Records from a collection
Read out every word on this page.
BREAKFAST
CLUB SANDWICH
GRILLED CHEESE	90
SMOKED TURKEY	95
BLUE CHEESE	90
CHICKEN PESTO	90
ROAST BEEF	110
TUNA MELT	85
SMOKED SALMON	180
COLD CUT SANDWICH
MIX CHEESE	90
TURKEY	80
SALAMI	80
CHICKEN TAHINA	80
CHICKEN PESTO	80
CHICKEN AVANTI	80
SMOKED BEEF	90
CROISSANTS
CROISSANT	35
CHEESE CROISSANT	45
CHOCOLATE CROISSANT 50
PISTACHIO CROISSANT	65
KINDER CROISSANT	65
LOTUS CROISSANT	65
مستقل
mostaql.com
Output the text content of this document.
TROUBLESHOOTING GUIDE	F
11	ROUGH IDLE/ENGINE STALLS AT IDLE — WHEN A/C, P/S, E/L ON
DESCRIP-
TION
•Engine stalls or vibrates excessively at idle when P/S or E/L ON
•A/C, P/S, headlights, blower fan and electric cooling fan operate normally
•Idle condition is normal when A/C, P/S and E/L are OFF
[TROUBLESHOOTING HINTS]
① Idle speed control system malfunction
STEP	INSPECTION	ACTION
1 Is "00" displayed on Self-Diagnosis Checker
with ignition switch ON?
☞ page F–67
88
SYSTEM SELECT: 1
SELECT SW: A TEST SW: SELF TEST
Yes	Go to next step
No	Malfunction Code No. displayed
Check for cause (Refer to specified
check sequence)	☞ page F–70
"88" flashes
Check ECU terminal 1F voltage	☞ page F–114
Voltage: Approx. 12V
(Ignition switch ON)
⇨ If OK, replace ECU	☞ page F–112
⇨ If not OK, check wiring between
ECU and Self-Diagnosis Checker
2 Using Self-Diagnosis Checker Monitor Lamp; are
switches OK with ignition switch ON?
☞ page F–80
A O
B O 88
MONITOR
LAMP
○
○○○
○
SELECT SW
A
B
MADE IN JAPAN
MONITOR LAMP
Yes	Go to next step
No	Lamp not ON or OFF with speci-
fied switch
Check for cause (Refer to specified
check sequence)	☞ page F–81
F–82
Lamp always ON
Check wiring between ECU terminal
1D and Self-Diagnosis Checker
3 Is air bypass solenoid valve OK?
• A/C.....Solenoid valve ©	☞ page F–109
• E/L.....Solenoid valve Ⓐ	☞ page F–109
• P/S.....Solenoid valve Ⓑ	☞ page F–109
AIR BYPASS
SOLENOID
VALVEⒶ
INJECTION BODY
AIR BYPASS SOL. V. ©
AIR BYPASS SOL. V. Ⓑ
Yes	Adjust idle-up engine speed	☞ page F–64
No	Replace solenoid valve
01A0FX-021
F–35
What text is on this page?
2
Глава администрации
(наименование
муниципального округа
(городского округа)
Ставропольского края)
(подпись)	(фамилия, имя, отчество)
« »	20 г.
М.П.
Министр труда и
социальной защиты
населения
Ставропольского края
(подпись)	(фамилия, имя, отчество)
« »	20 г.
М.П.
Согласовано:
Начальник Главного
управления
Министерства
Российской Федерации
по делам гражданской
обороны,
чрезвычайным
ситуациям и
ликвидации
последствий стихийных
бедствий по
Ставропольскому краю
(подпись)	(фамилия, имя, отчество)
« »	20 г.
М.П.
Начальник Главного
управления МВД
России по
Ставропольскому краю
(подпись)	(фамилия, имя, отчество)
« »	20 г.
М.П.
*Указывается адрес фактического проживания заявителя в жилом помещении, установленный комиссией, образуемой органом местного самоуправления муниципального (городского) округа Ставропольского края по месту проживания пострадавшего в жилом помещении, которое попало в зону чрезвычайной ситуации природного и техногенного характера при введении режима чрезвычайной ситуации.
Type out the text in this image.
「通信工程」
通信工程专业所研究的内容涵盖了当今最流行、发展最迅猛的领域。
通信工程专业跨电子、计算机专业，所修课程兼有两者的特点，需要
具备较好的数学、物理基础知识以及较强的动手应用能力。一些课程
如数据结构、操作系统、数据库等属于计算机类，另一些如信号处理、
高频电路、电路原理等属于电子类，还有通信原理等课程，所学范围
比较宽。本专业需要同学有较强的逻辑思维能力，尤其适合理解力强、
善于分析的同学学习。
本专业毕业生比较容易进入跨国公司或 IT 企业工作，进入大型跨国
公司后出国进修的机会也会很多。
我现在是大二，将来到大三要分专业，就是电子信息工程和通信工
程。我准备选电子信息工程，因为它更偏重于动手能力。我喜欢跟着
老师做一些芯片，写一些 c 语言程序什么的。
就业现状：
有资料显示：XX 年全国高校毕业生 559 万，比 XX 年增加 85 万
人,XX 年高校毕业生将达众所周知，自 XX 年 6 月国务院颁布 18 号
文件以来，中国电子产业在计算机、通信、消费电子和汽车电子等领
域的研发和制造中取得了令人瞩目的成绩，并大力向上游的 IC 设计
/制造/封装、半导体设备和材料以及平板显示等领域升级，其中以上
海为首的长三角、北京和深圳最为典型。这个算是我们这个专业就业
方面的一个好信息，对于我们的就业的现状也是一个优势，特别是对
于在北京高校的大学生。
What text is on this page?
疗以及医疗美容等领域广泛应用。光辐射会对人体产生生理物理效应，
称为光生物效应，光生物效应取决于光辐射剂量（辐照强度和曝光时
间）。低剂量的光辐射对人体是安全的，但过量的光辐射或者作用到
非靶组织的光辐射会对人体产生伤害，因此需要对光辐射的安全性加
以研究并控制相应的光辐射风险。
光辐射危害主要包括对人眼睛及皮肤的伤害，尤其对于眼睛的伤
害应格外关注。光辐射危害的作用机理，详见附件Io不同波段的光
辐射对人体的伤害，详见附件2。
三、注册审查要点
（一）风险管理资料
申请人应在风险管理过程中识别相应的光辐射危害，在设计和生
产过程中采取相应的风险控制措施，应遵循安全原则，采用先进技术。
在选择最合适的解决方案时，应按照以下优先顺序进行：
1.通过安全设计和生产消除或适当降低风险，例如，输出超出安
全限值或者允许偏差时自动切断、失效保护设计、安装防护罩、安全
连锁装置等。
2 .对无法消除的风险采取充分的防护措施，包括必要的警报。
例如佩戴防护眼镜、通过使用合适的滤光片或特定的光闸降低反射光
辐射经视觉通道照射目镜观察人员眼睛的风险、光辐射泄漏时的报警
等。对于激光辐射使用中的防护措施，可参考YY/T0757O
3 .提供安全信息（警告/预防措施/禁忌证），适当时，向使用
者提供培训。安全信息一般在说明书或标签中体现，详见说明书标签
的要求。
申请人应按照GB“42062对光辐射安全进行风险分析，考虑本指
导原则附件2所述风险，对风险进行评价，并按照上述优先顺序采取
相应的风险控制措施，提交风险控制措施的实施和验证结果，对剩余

▶ _Stated task_: Provide only the count of lines in the material above that hold the word "speed".

▶ _Answer below_: 2